(Figure data in JSON)
──────────

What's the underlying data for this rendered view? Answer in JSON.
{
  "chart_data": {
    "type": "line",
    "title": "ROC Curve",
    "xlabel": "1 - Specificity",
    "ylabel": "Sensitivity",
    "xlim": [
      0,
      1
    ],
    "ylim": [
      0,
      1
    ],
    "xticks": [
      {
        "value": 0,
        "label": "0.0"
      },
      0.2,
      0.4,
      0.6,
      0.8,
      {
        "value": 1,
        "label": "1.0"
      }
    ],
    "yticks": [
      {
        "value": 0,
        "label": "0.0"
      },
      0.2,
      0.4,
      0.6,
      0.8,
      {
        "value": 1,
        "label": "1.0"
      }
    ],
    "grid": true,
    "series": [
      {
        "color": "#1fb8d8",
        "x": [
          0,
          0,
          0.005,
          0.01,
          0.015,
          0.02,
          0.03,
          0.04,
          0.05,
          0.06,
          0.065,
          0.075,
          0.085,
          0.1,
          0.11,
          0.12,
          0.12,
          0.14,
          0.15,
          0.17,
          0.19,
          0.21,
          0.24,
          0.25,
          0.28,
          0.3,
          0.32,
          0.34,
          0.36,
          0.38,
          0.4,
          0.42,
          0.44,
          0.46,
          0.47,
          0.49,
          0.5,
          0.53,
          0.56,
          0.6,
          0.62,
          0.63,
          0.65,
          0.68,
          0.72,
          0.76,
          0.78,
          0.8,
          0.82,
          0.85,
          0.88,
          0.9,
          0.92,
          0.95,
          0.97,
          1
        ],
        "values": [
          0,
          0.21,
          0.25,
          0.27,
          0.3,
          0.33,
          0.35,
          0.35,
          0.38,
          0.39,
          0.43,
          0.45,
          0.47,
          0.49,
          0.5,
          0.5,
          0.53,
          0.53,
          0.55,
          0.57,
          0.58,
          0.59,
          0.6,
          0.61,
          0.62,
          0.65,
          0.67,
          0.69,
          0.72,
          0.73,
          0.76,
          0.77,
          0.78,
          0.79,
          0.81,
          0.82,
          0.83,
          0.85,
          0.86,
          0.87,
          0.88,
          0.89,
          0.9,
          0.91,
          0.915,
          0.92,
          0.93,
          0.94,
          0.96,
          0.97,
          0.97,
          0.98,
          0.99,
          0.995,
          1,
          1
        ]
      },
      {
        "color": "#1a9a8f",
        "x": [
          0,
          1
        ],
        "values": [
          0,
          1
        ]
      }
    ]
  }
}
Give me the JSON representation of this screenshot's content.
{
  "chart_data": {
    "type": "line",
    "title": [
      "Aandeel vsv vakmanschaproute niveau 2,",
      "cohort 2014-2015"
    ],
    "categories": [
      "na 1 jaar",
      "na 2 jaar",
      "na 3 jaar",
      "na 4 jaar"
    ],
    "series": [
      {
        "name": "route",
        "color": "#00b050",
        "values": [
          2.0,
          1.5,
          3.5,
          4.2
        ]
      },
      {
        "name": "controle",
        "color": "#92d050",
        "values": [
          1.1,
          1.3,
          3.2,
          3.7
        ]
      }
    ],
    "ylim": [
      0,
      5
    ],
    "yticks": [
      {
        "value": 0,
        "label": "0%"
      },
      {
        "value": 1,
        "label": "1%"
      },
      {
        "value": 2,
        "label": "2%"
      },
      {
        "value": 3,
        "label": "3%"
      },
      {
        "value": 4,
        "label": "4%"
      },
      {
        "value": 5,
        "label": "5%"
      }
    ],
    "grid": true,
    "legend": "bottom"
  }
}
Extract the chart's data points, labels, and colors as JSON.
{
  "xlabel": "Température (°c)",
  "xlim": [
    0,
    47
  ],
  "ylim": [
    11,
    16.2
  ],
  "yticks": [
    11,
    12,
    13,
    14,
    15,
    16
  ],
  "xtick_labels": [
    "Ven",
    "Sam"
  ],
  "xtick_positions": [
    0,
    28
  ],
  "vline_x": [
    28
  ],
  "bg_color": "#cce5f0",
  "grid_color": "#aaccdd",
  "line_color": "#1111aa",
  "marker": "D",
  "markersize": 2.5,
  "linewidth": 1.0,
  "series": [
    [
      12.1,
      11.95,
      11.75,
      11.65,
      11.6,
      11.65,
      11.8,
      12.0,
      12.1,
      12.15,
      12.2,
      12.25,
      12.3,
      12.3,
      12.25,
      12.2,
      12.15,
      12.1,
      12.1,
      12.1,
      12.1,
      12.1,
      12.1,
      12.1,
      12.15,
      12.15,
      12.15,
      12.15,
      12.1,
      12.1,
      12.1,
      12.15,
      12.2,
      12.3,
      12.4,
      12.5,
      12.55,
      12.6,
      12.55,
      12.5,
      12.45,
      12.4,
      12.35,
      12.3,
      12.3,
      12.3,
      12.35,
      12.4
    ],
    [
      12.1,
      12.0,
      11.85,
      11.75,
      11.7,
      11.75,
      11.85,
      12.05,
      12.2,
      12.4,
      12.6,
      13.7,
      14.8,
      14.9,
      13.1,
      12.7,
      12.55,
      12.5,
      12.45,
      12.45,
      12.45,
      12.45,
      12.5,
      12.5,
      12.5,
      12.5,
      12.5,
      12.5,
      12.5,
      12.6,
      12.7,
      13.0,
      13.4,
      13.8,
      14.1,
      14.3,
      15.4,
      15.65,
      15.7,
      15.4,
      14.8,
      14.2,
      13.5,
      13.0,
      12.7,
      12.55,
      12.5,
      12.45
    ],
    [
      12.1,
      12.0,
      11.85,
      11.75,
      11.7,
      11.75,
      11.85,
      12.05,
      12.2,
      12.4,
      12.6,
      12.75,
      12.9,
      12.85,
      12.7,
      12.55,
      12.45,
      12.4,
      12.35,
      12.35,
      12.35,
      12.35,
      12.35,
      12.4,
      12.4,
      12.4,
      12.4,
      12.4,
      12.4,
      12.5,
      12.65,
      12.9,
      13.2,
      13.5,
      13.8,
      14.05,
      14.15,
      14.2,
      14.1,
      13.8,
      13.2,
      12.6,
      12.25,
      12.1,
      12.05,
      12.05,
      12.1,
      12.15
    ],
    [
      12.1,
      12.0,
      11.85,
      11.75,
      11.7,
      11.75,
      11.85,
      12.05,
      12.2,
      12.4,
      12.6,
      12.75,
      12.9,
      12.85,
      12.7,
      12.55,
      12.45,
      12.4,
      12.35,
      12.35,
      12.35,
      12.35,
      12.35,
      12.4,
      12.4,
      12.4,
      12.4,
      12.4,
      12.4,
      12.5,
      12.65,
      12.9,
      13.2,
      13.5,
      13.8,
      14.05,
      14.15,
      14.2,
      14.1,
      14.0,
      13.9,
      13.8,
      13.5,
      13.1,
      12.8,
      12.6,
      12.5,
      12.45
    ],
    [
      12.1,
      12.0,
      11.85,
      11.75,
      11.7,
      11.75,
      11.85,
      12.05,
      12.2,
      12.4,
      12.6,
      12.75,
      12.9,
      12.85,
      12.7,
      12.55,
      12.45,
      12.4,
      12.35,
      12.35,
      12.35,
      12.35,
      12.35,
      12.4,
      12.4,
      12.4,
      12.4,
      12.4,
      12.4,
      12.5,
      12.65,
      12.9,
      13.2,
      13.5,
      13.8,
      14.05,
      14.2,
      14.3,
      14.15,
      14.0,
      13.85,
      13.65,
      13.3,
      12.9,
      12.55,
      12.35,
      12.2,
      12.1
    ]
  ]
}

──────────

_WHAT THIS TASK INVOLVES_
Reproduce each line of the material above precisely.

_EXPECTED ANSWER_
What's the underlying data for this rendered view? Answer in JSON.
{
  "chart_data": {
    "type": "line",
    "title": "ROC Curve",
    "xlabel": "1 - Specificity",
    "ylabel": "Sensitivity",
    "xlim": [
      0,
      1
    ],
    "ylim": [
      0,
      1
    ],
    "xticks": [
      {
        "value": 0,
        "label": "0.0"
      },
      0.2,
      0.4,
      0.6,
      0.8,
      {
        "value": 1,
        "label": "1.0"
      }
    ],
    "yticks": [
      {
        "value": 0,
        "label": "0.0"
      },
      0.2,
      0.4,
      0.6,
      0.8,
      {
        "value": 1,
        "label": "1.0"
      }
    ],
    "grid": true,
    "series": [
      {
        "color": "#1fb8d8",
        "x": [
          0,
          0,
          0.005,
          0.01,
          0.015,
          0.02,
          0.03,
          0.04,
          0.05,
          0.06,
          0.065,
          0.075,
          0.085,
          0.1,
          0.11,
          0.12,
          0.12,
          0.14,
          0.15,
          0.17,
          0.19,
          0.21,
          0.24,
          0.25,
          0.28,
          0.3,
          0.32,
          0.34,
          0.36,
          0.38,
          0.4,
          0.42,
          0.44,
          0.46,
          0.47,
          0.49,
          0.5,
          0.53,
          0.56,
          0.6,
          0.62,
          0.63,
          0.65,
          0.68,
          0.72,
          0.76,
          0.78,
          0.8,
          0.82,
          0.85,
          0.88,
          0.9,
          0.92,
          0.95,
          0.97,
          1
        ],
        "values": [
          0,
          0.21,
          0.25,
          0.27,
          0.3,
          0.33,
          0.35,
          0.35,
          0.38,
          0.39,
          0.43,
          0.45,
          0.47,
          0.49,
          0.5,
          0.5,
          0.53,
          0.53,
          0.55,
          0.57,
          0.58,
          0.59,
          0.6,
          0.61,
          0.62,
          0.65,
          0.67,
          0.69,
          0.72,
          0.73,
          0.76,
          0.77,
          0.78,
          0.79,
          0.81,
          0.82,
          0.83,
          0.85,
          0.86,
          0.87,
          0.88,
          0.89,
          0.9,
          0.91,
          0.915,
          0.92,
          0.93,
          0.94,
          0.96,
          0.97,
          0.97,
          0.98,
          0.99,
          0.995,
          1,
          1
        ]
      },
      {
        "color": "#1a9a8f",
        "x": [
          0,
          1
        ],
        "values": [
          0,
          1
        ]
      }
    ]
  }
}
Give me the JSON representation of this screenshot's content.
{
  "chart_data": {
    "type": "line",
    "title": [
      "Aandeel vsv vakmanschaproute niveau 2,",
      "cohort 2014-2015"
    ],
    "categories": [
      "na 1 jaar",
      "na 2 jaar",
      "na 3 jaar",
      "na 4 jaar"
    ],
    "series": [
      {
        "name": "route",
        "color": "#00b050",
        "values": [
          2.0,
          1.5,
          3.5,
          4.2
        ]
      },
      {
        "name": "controle",
        "color": "#92d050",
        "values": [
          1.1,
          1.3,
          3.2,
          3.7
        ]
      }
    ],
    "ylim": [
      0,
      5
    ],
    "yticks": [
      {
        "value": 0,
        "label": "0%"
      },
      {
        "value": 1,
        "label": "1%"
      },
      {
        "value": 2,
        "label": "2%"
      },
      {
        "value": 3,
        "label": "3%"
      },
      {
        "value": 4,
        "label": "4%"
      },
      {
        "value": 5,
        "label": "5%"
      }
    ],
    "grid": true,
    "legend": "bottom"
  }
}
Extract the chart's data points, labels, and colors as JSON.
{
  "xlabel": "Température (°c)",
  "xlim": [
    0,
    47
  ],
  "ylim": [
    11,
    16.2
  ],
  "yticks": [
    11,
    12,
    13,
    14,
    15,
    16
  ],
  "xtick_labels": [
    "Ven",
    "Sam"
  ],
  "xtick_positions": [
    0,
    28
  ],
  "vline_x": [
    28
  ],
  "bg_color": "#cce5f0",
  "grid_color": "#aaccdd",
  "line_color": "#1111aa",
  "marker": "D",
  "markersize": 2.5,
  "linewidth": 1.0,
  "series": [
    [
      12.1,
      11.95,
      11.75,
      11.65,
      11.6,
      11.65,
      11.8,
      12.0,
      12.1,
      12.15,
      12.2,
      12.25,
      12.3,
      12.3,
      12.25,
      12.2,
      12.15,
      12.1,
      12.1,
      12.1,
      12.1,
      12.1,
      12.1,
      12.1,
      12.15,
      12.15,
      12.15,
      12.15,
      12.1,
      12.1,
      12.1,
      12.15,
      12.2,
      12.3,
      12.4,
      12.5,
      12.55,
      12.6,
      12.55,
      12.5,
      12.45,
      12.4,
      12.35,
      12.3,
      12.3,
      12.3,
      12.35,
      12.4
    ],
    [
      12.1,
      12.0,
      11.85,
      11.75,
      11.7,
      11.75,
      11.85,
      12.05,
      12.2,
      12.4,
      12.6,
      13.7,
      14.8,
      14.9,
      13.1,
      12.7,
      12.55,
      12.5,
      12.45,
      12.45,
      12.45,
      12.45,
      12.5,
      12.5,
      12.5,
      12.5,
      12.5,
      12.5,
      12.5,
      12.6,
      12.7,
      13.0,
      13.4,
      13.8,
      14.1,
      14.3,
      15.4,
      15.65,
      15.7,
      15.4,
      14.8,
      14.2,
      13.5,
      13.0,
      12.7,
      12.55,
      12.5,
      12.45
    ],
    [
      12.1,
      12.0,
      11.85,
      11.75,
      11.7,
      11.75,
      11.85,
      12.05,
      12.2,
      12.4,
      12.6,
      12.75,
      12.9,
      12.85,
      12.7,
      12.55,
      12.45,
      12.4,
      12.35,
      12.35,
      12.35,
      12.35,
      12.35,
      12.4,
      12.4,
      12.4,
      12.4,
      12.4,
      12.4,
      12.5,
      12.65,
      12.9,
      13.2,
      13.5,
      13.8,
      14.05,
      14.15,
      14.2,
      14.1,
      13.8,
      13.2,
      12.6,
      12.25,
      12.1,
      12.05,
      12.05,
      12.1,
      12.15
    ],
    [
      12.1,
      12.0,
      11.85,
      11.75,
      11.7,
      11.75,
      11.85,
      12.05,
      12.2,
      12.4,
      12.6,
      12.75,
      12.9,
      12.85,
      12.7,
      12.55,
      12.45,
      12.4,
      12.35,
      12.35,
      12.35,
      12.35,
      12.35,
      12.4,
      12.4,
      12.4,
      12.4,
      12.4,
      12.4,
      12.5,
      12.65,
      12.9,
      13.2,
      13.5,
      13.8,
      14.05,
      14.15,
      14.2,
      14.1,
      14.0,
      13.9,
      13.8,
      13.5,
      13.1,
      12.8,
      12.6,
      12.5,
      12.45
    ],
    [
      12.1,
      12.0,
      11.85,
      11.75,
      11.7,
      11.75,
      11.85,
      12.05,
      12.2,
      12.4,
      12.6,
      12.75,
      12.9,
      12.85,
      12.7,
      12.55,
      12.45,
      12.4,
      12.35,
      12.35,
      12.35,
      12.35,
      12.35,
      12.4,
      12.4,
      12.4,
      12.4,
      12.4,
      12.4,
      12.5,
      12.65,
      12.9,
      13.2,
      13.5,
      13.8,
      14.05,
      14.2,
      14.3,
      14.15,
      14.0,
      13.85,
      13.65,
      13.3,
      12.9,
      12.55,
      12.35,
      12.2,
      12.1
    ]
  ]
}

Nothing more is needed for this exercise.